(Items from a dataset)

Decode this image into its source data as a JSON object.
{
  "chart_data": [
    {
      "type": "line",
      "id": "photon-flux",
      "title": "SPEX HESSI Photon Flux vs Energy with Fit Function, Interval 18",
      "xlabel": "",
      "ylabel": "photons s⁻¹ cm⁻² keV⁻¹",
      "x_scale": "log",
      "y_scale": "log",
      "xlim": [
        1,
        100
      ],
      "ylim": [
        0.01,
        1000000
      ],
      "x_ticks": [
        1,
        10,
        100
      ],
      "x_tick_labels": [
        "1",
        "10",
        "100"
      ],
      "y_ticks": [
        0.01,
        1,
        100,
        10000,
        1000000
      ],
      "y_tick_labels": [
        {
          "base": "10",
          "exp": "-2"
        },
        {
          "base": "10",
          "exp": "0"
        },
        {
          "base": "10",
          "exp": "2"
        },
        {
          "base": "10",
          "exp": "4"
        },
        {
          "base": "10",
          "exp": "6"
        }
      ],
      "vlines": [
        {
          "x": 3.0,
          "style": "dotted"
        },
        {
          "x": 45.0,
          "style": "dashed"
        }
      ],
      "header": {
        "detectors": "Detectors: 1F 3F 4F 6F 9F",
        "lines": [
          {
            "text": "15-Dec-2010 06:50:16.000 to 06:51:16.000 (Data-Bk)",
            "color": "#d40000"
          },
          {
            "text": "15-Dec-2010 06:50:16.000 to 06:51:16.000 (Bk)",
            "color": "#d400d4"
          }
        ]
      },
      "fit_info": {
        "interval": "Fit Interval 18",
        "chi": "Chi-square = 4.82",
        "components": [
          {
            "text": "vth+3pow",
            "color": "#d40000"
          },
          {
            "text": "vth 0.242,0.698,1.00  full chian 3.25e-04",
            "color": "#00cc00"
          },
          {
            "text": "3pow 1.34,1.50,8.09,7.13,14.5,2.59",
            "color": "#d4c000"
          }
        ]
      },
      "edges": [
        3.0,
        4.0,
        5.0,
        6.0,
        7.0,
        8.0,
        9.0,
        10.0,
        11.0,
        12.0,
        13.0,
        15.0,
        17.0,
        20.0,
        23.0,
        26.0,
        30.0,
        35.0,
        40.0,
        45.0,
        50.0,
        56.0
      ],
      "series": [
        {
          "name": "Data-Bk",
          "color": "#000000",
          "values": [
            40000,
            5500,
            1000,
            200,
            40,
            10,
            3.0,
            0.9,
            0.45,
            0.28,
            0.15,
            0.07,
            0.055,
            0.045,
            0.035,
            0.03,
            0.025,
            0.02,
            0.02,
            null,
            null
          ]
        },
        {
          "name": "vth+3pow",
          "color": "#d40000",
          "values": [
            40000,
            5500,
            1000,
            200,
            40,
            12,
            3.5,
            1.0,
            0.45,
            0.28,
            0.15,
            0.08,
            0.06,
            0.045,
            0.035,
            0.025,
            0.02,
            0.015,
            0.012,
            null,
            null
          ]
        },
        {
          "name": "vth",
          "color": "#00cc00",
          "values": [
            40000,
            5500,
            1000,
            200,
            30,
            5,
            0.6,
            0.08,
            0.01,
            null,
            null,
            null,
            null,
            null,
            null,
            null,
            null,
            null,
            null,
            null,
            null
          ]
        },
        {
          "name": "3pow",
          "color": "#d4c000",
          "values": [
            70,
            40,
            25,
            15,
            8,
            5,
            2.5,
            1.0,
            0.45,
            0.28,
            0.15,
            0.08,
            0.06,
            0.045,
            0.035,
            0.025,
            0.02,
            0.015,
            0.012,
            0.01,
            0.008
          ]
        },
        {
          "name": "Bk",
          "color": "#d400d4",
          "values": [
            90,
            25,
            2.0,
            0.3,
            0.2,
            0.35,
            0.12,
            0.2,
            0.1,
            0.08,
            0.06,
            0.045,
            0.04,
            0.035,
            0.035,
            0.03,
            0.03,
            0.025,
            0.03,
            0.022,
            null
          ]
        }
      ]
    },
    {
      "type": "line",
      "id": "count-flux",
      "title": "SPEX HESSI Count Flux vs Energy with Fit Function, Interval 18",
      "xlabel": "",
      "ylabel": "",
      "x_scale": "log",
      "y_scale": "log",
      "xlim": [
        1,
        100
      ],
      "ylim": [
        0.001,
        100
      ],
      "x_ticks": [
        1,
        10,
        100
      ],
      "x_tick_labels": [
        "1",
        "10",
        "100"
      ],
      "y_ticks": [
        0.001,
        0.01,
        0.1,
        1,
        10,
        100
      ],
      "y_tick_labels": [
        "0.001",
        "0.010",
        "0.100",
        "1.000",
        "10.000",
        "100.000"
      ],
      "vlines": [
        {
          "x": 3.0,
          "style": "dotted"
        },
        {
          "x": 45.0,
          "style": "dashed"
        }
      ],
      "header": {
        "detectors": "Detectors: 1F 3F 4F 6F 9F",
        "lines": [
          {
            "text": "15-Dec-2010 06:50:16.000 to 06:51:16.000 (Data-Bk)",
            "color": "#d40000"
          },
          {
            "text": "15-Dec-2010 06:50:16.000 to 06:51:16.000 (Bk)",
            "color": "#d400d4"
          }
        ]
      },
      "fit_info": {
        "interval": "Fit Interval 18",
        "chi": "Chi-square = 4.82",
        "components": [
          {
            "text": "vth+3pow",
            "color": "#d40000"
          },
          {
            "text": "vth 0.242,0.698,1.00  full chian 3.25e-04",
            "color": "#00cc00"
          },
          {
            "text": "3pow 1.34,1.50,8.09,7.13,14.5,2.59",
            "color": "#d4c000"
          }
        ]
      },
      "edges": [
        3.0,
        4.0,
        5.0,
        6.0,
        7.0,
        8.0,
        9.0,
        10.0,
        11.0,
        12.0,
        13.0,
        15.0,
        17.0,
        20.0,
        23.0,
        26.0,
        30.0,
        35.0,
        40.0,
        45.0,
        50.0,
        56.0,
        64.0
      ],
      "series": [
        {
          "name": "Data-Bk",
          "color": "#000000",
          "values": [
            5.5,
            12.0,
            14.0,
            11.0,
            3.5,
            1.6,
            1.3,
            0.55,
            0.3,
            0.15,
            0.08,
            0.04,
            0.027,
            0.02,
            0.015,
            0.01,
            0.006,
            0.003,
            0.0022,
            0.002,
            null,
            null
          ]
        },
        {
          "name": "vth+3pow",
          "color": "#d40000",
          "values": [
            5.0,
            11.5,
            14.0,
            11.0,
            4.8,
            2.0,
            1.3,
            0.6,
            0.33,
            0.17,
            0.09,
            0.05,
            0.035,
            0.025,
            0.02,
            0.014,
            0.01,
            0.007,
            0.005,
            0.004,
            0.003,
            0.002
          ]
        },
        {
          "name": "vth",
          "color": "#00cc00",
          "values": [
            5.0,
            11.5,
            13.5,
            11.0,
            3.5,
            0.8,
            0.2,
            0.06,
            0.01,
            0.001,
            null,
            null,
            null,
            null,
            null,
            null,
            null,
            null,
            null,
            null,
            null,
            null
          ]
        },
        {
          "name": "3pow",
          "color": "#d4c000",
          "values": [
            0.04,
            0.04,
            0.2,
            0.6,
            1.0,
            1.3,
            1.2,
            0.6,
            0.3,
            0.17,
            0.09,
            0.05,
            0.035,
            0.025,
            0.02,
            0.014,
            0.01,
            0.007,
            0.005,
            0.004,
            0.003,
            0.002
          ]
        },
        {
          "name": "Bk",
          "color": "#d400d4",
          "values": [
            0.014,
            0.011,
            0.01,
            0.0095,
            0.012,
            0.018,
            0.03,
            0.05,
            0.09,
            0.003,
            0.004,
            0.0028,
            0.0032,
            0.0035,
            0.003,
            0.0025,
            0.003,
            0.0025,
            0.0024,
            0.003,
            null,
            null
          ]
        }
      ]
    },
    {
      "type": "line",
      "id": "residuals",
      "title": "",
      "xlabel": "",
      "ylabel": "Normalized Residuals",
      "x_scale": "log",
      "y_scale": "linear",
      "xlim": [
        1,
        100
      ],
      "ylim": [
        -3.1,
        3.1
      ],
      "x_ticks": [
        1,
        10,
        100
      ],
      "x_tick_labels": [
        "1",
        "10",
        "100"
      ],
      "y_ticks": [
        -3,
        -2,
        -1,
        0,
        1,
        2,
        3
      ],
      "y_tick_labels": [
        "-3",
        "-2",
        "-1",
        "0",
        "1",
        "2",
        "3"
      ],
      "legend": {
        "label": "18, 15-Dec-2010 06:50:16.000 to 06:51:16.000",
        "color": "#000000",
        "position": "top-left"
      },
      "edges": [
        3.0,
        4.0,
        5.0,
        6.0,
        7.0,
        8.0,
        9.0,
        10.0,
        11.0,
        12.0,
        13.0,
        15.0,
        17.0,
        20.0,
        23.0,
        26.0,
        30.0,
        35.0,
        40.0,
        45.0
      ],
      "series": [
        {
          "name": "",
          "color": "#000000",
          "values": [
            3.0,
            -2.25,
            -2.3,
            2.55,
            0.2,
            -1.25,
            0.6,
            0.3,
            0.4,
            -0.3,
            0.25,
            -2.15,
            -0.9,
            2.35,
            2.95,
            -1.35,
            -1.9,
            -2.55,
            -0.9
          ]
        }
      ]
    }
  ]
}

*TO DO*.
Return each line in the records that holds the string "SPEX".

*RESPONSE TO THE TASK*.
      "title": "SPEX HESSI Photon Flux vs Energy with Fit Function, Interval 18",
      "title": "SPEX HESSI Count Flux vs Energy with Fit Function, Interval 18",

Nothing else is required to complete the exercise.